The request:
Each entry has to be copied exactly, with nothing missed.
[start]
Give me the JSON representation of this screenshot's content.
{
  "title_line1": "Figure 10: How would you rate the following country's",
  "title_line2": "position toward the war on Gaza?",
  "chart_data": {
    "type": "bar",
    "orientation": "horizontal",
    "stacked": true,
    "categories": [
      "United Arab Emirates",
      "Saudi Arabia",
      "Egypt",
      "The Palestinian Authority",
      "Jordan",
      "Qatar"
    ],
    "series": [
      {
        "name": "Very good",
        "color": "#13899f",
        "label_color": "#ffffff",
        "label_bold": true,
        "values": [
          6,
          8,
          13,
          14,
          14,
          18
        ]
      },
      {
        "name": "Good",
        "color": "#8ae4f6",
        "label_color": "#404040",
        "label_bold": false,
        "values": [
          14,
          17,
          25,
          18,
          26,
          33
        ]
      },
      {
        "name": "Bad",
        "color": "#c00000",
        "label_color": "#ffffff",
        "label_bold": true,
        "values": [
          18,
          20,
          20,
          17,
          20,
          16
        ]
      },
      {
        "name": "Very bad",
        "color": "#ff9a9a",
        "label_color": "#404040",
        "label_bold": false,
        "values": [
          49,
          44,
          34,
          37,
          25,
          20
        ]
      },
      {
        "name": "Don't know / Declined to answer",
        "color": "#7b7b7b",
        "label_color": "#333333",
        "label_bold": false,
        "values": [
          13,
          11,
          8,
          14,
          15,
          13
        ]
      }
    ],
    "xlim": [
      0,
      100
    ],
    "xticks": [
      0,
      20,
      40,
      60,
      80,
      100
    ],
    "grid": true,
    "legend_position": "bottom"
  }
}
[end]
Reply:
Give me the JSON representation of this screenshot's content.
{
  "title_line1": "Figure 10: How would you rate the following country's",
  "title_line2": "position toward the war on Gaza?",
  "chart_data": {
    "type": "bar",
    "orientation": "horizontal",
    "stacked": true,
    "categories": [
      "United Arab Emirates",
      "Saudi Arabia",
      "Egypt",
      "The Palestinian Authority",
      "Jordan",
      "Qatar"
    ],
    "series": [
      {
        "name": "Very good",
        "color": "#13899f",
        "label_color": "#ffffff",
        "label_bold": true,
        "values": [
          6,
          8,
          13,
          14,
          14,
          18
        ]
      },
      {
        "name": "Good",
        "color": "#8ae4f6",
        "label_color": "#404040",
        "label_bold": false,
        "values": [
          14,
          17,
          25,
          18,
          26,
          33
        ]
      },
      {
        "name": "Bad",
        "color": "#c00000",
        "label_color": "#ffffff",
        "label_bold": true,
        "values": [
          18,
          20,
          20,
          17,
          20,
          16
        ]
      },
      {
        "name": "Very bad",
        "color": "#ff9a9a",
        "label_color": "#404040",
        "label_bold": false,
        "values": [
          49,
          44,
          34,
          37,
          25,
          20
        ]
      },
      {
        "name": "Don't know / Declined to answer",
        "color": "#7b7b7b",
        "label_color": "#333333",
        "label_bold": false,
        "values": [
          13,
          11,
          8,
          14,
          15,
          13
        ]
      }
    ],
    "xlim": [
      0,
      100
    ],
    "xticks": [
      0,
      20,
      40,
      60,
      80,
      100
    ],
    "grid": true,
    "legend_position": "bottom"
  }
}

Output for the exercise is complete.